====== Task inputs
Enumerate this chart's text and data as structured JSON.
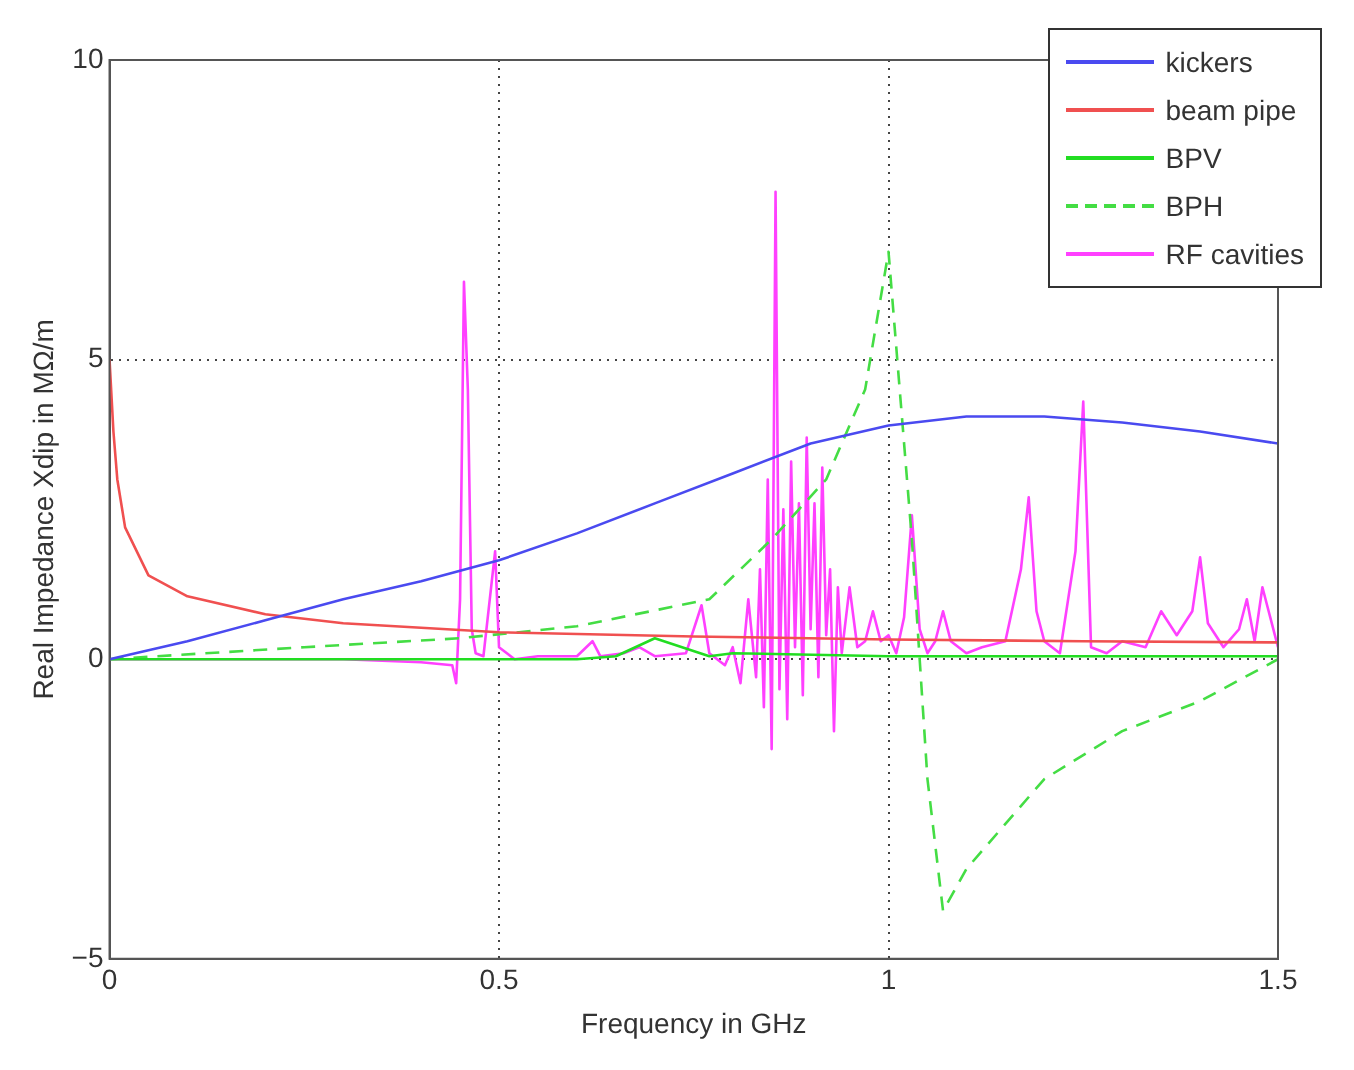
{
  "chart_data": {
    "type": "line",
    "xlabel": "Frequency in GHz",
    "ylabel": "Real Impedance Xdip in MΩ/m",
    "xlim": [
      0,
      1.5
    ],
    "xticks": [
      0,
      0.5,
      1,
      1.5
    ],
    "ylim": [
      -5,
      10
    ],
    "yticks": [
      -5,
      0,
      5,
      10
    ],
    "grid": true,
    "legend": "top right",
    "series": [
      {
        "name": "kickers",
        "color": "#4a4af0",
        "x": [
          0,
          0.1,
          0.2,
          0.3,
          0.4,
          0.5,
          0.6,
          0.7,
          0.8,
          0.9,
          1.0,
          1.1,
          1.2,
          1.3,
          1.4,
          1.5
        ],
        "values": [
          0,
          0.3,
          0.65,
          1.0,
          1.3,
          1.65,
          2.1,
          2.6,
          3.1,
          3.6,
          3.9,
          4.05,
          4.05,
          3.95,
          3.8,
          3.6
        ]
      },
      {
        "name": "beam pipe",
        "color": "#f05050",
        "x": [
          0,
          0.005,
          0.01,
          0.02,
          0.05,
          0.1,
          0.2,
          0.3,
          0.5,
          0.75,
          1.0,
          1.25,
          1.5
        ],
        "values": [
          5,
          3.8,
          3,
          2.2,
          1.4,
          1.05,
          0.75,
          0.6,
          0.45,
          0.38,
          0.33,
          0.3,
          0.28
        ]
      },
      {
        "name": "BPV",
        "color": "#22dd22",
        "x": [
          0,
          0.6,
          0.65,
          0.7,
          0.77,
          0.8,
          1.0,
          1.5
        ],
        "values": [
          0,
          0,
          0.05,
          0.35,
          0.05,
          0.1,
          0.05,
          0.05
        ]
      },
      {
        "name": "BPH",
        "color": "#44dd44",
        "line_style": "dashed",
        "x": [
          0,
          0.25,
          0.45,
          0.6,
          0.77,
          0.85,
          0.92,
          0.97,
          1.0,
          1.03,
          1.05,
          1.07,
          1.1,
          1.2,
          1.3,
          1.4,
          1.5
        ],
        "values": [
          0,
          0.2,
          0.35,
          0.55,
          1.0,
          2.0,
          3.0,
          4.5,
          6.8,
          2,
          -2,
          -4.2,
          -3.5,
          -2,
          -1.2,
          -0.7,
          0
        ]
      },
      {
        "name": "RF cavities",
        "color": "#ff40ff",
        "x": [
          0,
          0.3,
          0.4,
          0.44,
          0.445,
          0.45,
          0.455,
          0.46,
          0.465,
          0.47,
          0.48,
          0.495,
          0.5,
          0.52,
          0.55,
          0.6,
          0.62,
          0.63,
          0.66,
          0.68,
          0.7,
          0.74,
          0.76,
          0.77,
          0.79,
          0.8,
          0.81,
          0.82,
          0.83,
          0.835,
          0.84,
          0.845,
          0.85,
          0.855,
          0.86,
          0.865,
          0.87,
          0.875,
          0.88,
          0.885,
          0.89,
          0.895,
          0.9,
          0.905,
          0.91,
          0.915,
          0.92,
          0.925,
          0.93,
          0.935,
          0.94,
          0.95,
          0.96,
          0.97,
          0.98,
          0.99,
          1.0,
          1.01,
          1.02,
          1.03,
          1.04,
          1.05,
          1.06,
          1.07,
          1.08,
          1.1,
          1.12,
          1.15,
          1.17,
          1.18,
          1.19,
          1.2,
          1.22,
          1.24,
          1.25,
          1.26,
          1.28,
          1.3,
          1.33,
          1.35,
          1.37,
          1.39,
          1.4,
          1.41,
          1.43,
          1.45,
          1.46,
          1.47,
          1.48,
          1.5
        ],
        "values": [
          0,
          0,
          -0.05,
          -0.1,
          -0.4,
          1.0,
          6.3,
          4.5,
          0.5,
          0.1,
          0.05,
          1.8,
          0.2,
          0,
          0.05,
          0.05,
          0.3,
          0.05,
          0.1,
          0.2,
          0.05,
          0.1,
          0.9,
          0.1,
          -0.1,
          0.2,
          -0.4,
          1.0,
          -0.3,
          1.5,
          -0.8,
          3.0,
          -1.5,
          7.8,
          -0.5,
          2.5,
          -1.0,
          3.3,
          0.2,
          2.6,
          -0.6,
          3.7,
          0.5,
          2.6,
          -0.3,
          3.2,
          0.4,
          1.5,
          -1.2,
          1.2,
          0.1,
          1.2,
          0.2,
          0.3,
          0.8,
          0.3,
          0.4,
          0.1,
          0.7,
          2.4,
          0.5,
          0.1,
          0.3,
          0.8,
          0.3,
          0.1,
          0.2,
          0.3,
          1.5,
          2.7,
          0.8,
          0.3,
          0.1,
          1.8,
          4.3,
          0.2,
          0.1,
          0.3,
          0.2,
          0.8,
          0.4,
          0.8,
          1.7,
          0.6,
          0.2,
          0.5,
          1.0,
          0.3,
          1.2,
          0.2
        ]
      }
    ]
  }
}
============
* [What you are asked to do]
Your job is to transcribe the entries above exactly; skip the pictures.

* [Final result]
Enumerate this chart's text and data as structured JSON.
{
  "chart_data": {
    "type": "line",
    "xlabel": "Frequency in GHz",
    "ylabel": "Real Impedance Xdip in MΩ/m",
    "xlim": [
      0,
      1.5
    ],
    "xticks": [
      0,
      0.5,
      1,
      1.5
    ],
    "ylim": [
      -5,
      10
    ],
    "yticks": [
      -5,
      0,
      5,
      10
    ],
    "grid": true,
    "legend": "top right",
    "series": [
      {
        "name": "kickers",
        "color": "#4a4af0",
        "x": [
          0,
          0.1,
          0.2,
          0.3,
          0.4,
          0.5,
          0.6,
          0.7,
          0.8,
          0.9,
          1.0,
          1.1,
          1.2,
          1.3,
          1.4,
          1.5
        ],
        "values": [
          0,
          0.3,
          0.65,
          1.0,
          1.3,
          1.65,
          2.1,
          2.6,
          3.1,
          3.6,
          3.9,
          4.05,
          4.05,
          3.95,
          3.8,
          3.6
        ]
      },
      {
        "name": "beam pipe",
        "color": "#f05050",
        "x": [
          0,
          0.005,
          0.01,
          0.02,
          0.05,
          0.1,
          0.2,
          0.3,
          0.5,
          0.75,
          1.0,
          1.25,
          1.5
        ],
        "values": [
          5,
          3.8,
          3,
          2.2,
          1.4,
          1.05,
          0.75,
          0.6,
          0.45,
          0.38,
          0.33,
          0.3,
          0.28
        ]
      },
      {
        "name": "BPV",
        "color": "#22dd22",
        "x": [
          0,
          0.6,
          0.65,
          0.7,
          0.77,
          0.8,
          1.0,
          1.5
        ],
        "values": [
          0,
          0,
          0.05,
          0.35,
          0.05,
          0.1,
          0.05,
          0.05
        ]
      },
      {
        "name": "BPH",
        "color": "#44dd44",
        "line_style": "dashed",
        "x": [
          0,
          0.25,
          0.45,
          0.6,
          0.77,
          0.85,
          0.92,
          0.97,
          1.0,
          1.03,
          1.05,
          1.07,
          1.1,
          1.2,
          1.3,
          1.4,
          1.5
        ],
        "values": [
          0,
          0.2,
          0.35,
          0.55,
          1.0,
          2.0,
          3.0,
          4.5,
          6.8,
          2,
          -2,
          -4.2,
          -3.5,
          -2,
          -1.2,
          -0.7,
          0
        ]
      },
      {
        "name": "RF cavities",
        "color": "#ff40ff",
        "x": [
          0,
          0.3,
          0.4,
          0.44,
          0.445,
          0.45,
          0.455,
          0.46,
          0.465,
          0.47,
          0.48,
          0.495,
          0.5,
          0.52,
          0.55,
          0.6,
          0.62,
          0.63,
          0.66,
          0.68,
          0.7,
          0.74,
          0.76,
          0.77,
          0.79,
          0.8,
          0.81,
          0.82,
          0.83,
          0.835,
          0.84,
          0.845,
          0.85,
          0.855,
          0.86,
          0.865,
          0.87,
          0.875,
          0.88,
          0.885,
          0.89,
          0.895,
          0.9,
          0.905,
          0.91,
          0.915,
          0.92,
          0.925,
          0.93,
          0.935,
          0.94,
          0.95,
          0.96,
          0.97,
          0.98,
          0.99,
          1.0,
          1.01,
          1.02,
          1.03,
          1.04,
          1.05,
          1.06,
          1.07,
          1.08,
          1.1,
          1.12,
          1.15,
          1.17,
          1.18,
          1.19,
          1.2,
          1.22,
          1.24,
          1.25,
          1.26,
          1.28,
          1.3,
          1.33,
          1.35,
          1.37,
          1.39,
          1.4,
          1.41,
          1.43,
          1.45,
          1.46,
          1.47,
          1.48,
          1.5
        ],
        "values": [
          0,
          0,
          -0.05,
          -0.1,
          -0.4,
          1.0,
          6.3,
          4.5,
          0.5,
          0.1,
          0.05,
          1.8,
          0.2,
          0,
          0.05,
          0.05,
          0.3,
          0.05,
          0.1,
          0.2,
          0.05,
          0.1,
          0.9,
          0.1,
          -0.1,
          0.2,
          -0.4,
          1.0,
          -0.3,
          1.5,
          -0.8,
          3.0,
          -1.5,
          7.8,
          -0.5,
          2.5,
          -1.0,
          3.3,
          0.2,
          2.6,
          -0.6,
          3.7,
          0.5,
          2.6,
          -0.3,
          3.2,
          0.4,
          1.5,
          -1.2,
          1.2,
          0.1,
          1.2,
          0.2,
          0.3,
          0.8,
          0.3,
          0.4,
          0.1,
          0.7,
          2.4,
          0.5,
          0.1,
          0.3,
          0.8,
          0.3,
          0.1,
          0.2,
          0.3,
          1.5,
          2.7,
          0.8,
          0.3,
          0.1,
          1.8,
          4.3,
          0.2,
          0.1,
          0.3,
          0.2,
          0.8,
          0.4,
          0.8,
          1.7,
          0.6,
          0.2,
          0.5,
          1.0,
          0.3,
          1.2,
          0.2
        ]
      }
    ]
  }
}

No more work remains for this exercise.